___ DATA FOR THE TASK

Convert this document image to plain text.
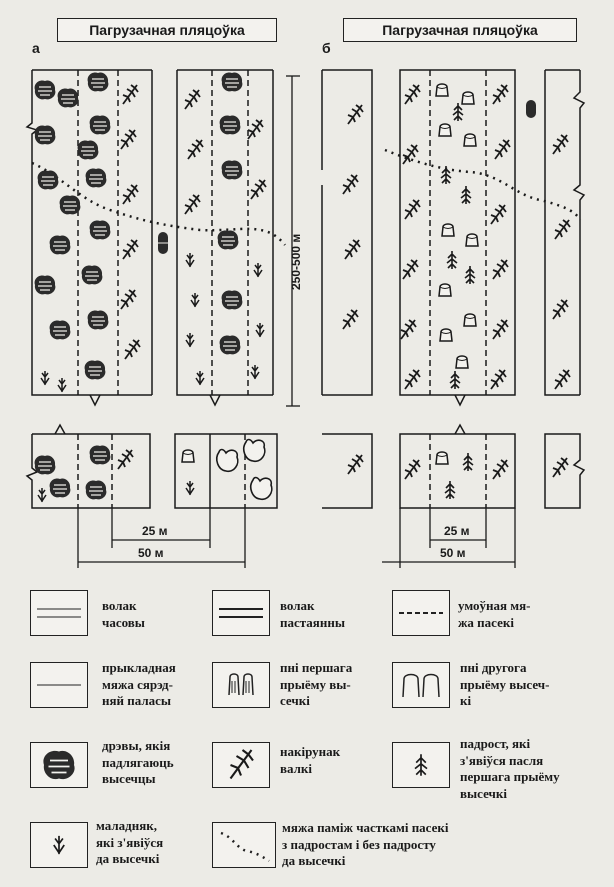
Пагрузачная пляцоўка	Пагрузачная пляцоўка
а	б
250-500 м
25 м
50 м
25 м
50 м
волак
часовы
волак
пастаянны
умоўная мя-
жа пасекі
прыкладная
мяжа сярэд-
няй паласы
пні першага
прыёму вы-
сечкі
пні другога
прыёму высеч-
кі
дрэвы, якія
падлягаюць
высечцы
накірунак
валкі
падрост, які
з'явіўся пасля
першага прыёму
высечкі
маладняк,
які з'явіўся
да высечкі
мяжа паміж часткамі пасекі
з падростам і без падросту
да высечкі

______
___ DATA FOR THE TASK

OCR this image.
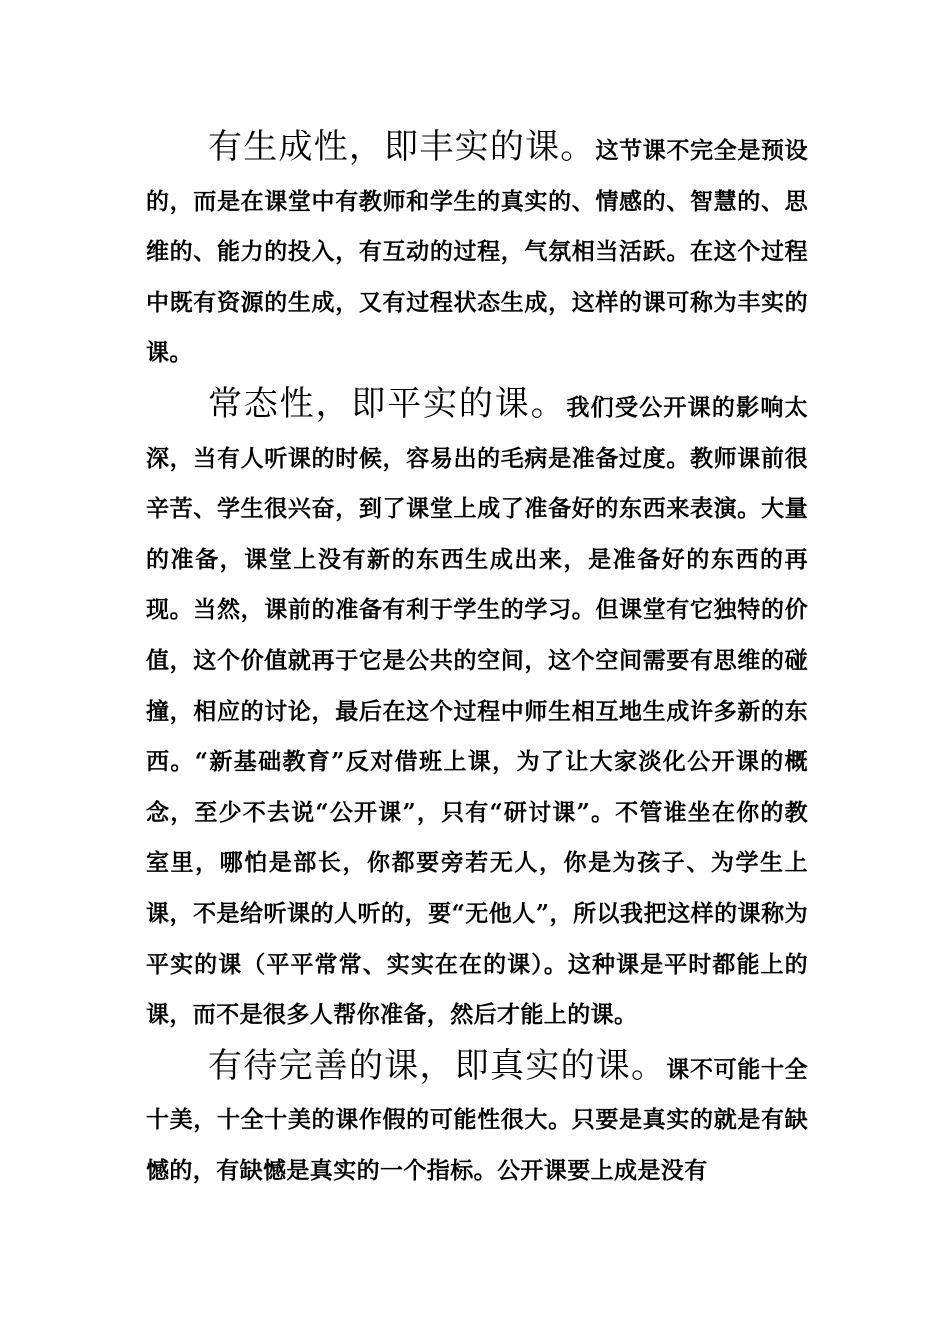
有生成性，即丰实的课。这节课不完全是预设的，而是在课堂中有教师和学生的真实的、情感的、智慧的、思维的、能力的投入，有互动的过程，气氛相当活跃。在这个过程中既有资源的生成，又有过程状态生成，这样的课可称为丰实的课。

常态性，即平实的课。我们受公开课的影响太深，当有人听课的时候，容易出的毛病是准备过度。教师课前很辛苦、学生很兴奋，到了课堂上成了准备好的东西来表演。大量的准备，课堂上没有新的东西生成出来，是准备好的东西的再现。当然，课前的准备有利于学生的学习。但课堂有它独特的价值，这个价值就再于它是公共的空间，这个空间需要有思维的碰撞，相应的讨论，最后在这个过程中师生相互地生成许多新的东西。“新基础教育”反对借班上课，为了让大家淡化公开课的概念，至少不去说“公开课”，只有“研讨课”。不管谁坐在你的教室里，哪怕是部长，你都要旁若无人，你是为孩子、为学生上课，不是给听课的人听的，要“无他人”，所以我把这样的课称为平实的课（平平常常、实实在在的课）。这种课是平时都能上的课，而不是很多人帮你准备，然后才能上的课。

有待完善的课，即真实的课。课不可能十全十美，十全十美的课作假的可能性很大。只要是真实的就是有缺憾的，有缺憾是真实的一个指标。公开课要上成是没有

______

» **WHAT TO PRODUCE**:
From the data, collect all lines where the string "мяжа" appears.

» **COMPLETE OUTPUT**:
мяжа сярэд-
мяжа паміж часткамі пасекі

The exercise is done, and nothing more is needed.